[Figure record listings]
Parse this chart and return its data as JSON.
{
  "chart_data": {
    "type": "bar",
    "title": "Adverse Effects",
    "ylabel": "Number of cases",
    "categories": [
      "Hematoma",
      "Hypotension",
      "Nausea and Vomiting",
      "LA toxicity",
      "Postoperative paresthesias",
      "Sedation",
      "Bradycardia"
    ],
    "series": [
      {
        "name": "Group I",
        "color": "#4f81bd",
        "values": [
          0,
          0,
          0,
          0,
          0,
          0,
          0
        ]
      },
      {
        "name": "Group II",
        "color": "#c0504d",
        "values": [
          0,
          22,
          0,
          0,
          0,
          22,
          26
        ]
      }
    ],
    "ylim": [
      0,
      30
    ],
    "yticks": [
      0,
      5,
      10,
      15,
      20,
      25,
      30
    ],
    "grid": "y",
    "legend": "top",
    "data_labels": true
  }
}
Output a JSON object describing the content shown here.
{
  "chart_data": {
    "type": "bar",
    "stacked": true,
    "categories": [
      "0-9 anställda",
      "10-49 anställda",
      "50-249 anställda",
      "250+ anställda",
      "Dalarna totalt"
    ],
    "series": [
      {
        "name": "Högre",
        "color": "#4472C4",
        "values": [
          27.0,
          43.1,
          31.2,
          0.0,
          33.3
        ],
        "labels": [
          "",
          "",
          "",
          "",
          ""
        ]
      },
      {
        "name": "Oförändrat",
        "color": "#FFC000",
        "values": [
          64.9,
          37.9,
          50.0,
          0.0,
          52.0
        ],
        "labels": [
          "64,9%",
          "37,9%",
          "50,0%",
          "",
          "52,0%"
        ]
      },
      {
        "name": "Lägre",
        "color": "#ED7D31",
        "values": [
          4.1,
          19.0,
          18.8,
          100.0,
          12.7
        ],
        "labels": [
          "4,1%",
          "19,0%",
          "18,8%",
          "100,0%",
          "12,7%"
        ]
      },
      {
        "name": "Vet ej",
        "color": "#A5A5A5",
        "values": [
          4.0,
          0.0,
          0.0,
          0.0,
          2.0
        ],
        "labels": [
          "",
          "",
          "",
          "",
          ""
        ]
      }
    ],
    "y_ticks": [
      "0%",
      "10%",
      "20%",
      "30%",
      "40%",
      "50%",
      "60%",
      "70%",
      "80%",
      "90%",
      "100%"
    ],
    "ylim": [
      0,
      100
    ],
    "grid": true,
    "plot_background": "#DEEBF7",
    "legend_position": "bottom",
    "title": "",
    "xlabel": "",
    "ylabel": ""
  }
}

Exercise instructions
In the entries above, how many lines hold the word "color"? State the number and nothing else.

Solution
6